Identify the lines that contain the word "name", then copy them.
+ + + +
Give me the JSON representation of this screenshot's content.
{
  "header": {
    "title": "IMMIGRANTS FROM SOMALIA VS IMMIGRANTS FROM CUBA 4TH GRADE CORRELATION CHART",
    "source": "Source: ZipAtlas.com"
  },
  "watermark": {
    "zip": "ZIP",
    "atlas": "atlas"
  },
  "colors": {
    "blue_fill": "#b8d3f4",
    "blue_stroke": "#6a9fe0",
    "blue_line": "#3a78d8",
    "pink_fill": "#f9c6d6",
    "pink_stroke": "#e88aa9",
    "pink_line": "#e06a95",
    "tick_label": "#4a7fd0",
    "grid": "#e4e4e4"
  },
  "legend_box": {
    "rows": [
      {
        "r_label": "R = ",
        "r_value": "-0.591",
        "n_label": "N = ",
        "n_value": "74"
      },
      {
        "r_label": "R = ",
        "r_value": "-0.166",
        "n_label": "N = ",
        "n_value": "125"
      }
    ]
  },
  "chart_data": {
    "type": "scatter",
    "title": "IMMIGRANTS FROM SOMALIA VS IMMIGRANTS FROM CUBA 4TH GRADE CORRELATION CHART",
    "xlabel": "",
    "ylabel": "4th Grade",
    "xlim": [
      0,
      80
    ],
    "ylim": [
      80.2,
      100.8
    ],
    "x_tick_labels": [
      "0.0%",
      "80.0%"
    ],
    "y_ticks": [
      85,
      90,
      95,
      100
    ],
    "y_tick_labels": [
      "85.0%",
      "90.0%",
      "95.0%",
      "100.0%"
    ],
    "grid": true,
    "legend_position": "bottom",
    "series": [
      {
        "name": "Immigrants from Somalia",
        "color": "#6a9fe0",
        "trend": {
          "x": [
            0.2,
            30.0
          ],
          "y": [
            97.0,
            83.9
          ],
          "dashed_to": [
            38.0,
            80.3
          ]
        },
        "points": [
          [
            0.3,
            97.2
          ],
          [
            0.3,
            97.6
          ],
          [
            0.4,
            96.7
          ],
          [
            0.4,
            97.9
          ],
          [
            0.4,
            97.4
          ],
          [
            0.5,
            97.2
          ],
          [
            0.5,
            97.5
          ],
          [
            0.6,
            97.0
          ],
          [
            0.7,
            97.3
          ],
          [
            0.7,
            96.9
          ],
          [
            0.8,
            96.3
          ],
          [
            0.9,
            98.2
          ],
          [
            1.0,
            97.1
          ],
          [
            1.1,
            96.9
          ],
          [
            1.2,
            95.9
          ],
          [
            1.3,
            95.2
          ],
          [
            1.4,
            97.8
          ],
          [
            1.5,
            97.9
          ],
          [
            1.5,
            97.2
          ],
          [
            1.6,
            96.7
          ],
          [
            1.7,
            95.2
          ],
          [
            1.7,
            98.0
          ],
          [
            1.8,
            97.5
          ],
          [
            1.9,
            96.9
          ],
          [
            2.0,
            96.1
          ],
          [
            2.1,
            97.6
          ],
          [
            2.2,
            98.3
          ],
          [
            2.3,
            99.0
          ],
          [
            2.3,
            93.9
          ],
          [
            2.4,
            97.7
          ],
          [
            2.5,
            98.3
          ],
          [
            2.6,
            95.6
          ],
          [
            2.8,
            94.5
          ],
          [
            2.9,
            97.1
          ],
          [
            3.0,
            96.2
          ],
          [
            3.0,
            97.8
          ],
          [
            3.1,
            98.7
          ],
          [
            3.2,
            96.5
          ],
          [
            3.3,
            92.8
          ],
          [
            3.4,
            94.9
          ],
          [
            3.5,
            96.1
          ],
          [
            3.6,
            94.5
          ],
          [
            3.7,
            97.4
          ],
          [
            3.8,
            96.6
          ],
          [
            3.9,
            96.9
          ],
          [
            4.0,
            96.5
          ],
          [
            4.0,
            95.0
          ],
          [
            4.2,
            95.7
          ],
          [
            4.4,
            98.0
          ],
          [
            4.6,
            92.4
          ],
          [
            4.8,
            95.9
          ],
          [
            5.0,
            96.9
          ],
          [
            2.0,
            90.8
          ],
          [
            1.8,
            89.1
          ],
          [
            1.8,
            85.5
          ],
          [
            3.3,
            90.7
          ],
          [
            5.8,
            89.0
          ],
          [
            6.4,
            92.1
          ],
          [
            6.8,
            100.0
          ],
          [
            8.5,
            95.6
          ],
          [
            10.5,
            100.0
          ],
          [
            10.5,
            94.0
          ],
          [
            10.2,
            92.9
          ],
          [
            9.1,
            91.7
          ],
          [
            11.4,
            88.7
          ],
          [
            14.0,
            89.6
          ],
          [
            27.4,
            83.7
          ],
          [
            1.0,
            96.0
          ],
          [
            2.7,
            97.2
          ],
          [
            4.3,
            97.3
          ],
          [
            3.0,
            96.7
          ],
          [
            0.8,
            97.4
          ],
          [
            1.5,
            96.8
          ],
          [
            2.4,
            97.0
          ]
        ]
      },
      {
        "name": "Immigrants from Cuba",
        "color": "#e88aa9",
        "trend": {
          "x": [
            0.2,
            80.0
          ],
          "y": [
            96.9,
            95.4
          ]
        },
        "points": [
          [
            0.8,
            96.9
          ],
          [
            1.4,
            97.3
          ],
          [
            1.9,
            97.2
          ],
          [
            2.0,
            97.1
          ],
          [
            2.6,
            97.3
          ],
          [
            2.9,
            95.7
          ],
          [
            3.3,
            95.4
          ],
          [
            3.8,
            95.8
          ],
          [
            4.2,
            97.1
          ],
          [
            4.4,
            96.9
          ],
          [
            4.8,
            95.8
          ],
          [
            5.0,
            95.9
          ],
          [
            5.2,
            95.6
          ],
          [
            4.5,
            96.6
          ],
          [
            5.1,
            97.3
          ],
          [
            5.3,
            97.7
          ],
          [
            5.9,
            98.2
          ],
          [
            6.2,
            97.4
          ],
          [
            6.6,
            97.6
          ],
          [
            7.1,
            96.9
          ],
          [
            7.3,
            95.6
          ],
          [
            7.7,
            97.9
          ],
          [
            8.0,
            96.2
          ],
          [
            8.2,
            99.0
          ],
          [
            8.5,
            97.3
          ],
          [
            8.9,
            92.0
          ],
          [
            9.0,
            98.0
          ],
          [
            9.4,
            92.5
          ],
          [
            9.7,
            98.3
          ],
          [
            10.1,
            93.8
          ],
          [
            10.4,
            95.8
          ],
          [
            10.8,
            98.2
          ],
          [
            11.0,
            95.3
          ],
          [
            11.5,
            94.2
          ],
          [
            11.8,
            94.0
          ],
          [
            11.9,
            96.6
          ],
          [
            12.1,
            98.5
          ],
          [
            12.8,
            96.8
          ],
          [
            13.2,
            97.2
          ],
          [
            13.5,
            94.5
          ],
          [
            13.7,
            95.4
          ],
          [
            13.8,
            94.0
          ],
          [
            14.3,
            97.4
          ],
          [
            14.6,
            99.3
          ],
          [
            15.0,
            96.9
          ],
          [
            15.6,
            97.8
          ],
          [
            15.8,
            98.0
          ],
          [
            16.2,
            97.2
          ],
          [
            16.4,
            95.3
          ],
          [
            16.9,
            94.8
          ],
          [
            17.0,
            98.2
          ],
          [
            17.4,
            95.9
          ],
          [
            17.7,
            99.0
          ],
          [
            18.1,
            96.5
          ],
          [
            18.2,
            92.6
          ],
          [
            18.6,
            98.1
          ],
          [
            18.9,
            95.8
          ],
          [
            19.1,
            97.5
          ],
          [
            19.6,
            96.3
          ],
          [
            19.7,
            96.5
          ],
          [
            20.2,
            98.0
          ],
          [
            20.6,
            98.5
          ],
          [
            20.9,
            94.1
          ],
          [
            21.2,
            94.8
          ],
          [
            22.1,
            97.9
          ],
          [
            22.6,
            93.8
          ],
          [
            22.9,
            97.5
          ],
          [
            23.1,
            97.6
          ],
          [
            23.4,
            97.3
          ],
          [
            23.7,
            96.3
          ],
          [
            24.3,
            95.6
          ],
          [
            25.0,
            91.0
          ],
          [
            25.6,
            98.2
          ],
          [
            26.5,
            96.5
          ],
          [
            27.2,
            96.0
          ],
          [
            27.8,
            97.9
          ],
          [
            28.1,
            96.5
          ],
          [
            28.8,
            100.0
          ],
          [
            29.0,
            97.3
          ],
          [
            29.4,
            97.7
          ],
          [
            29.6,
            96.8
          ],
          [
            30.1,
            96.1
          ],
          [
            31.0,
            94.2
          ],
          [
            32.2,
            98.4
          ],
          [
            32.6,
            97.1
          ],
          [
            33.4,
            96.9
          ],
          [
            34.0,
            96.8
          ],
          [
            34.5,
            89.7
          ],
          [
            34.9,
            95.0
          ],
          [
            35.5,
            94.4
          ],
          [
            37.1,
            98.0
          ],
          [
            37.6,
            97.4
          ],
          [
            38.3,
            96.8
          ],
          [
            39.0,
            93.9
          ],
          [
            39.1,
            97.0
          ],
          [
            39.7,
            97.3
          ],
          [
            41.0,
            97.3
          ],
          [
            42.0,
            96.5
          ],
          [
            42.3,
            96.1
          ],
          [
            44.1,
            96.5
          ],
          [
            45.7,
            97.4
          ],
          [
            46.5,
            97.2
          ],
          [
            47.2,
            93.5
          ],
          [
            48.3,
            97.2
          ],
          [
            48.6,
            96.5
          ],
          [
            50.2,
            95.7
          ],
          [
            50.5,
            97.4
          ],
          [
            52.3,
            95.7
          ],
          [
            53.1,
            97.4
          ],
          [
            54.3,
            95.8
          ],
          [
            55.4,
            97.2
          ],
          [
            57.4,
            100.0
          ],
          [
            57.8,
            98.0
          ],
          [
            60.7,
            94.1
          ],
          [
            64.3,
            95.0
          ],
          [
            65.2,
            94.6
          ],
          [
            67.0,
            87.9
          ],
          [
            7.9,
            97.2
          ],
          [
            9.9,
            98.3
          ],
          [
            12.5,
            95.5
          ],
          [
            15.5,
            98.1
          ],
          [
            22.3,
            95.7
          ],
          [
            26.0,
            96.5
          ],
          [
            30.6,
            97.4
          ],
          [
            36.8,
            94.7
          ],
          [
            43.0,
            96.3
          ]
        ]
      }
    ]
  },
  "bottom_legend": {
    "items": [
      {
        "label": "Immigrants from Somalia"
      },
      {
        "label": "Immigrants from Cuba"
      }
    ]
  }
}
+ + + +
Complete output:
        "name": "Immigrants from Somalia",
        "name": "Immigrants from Cuba",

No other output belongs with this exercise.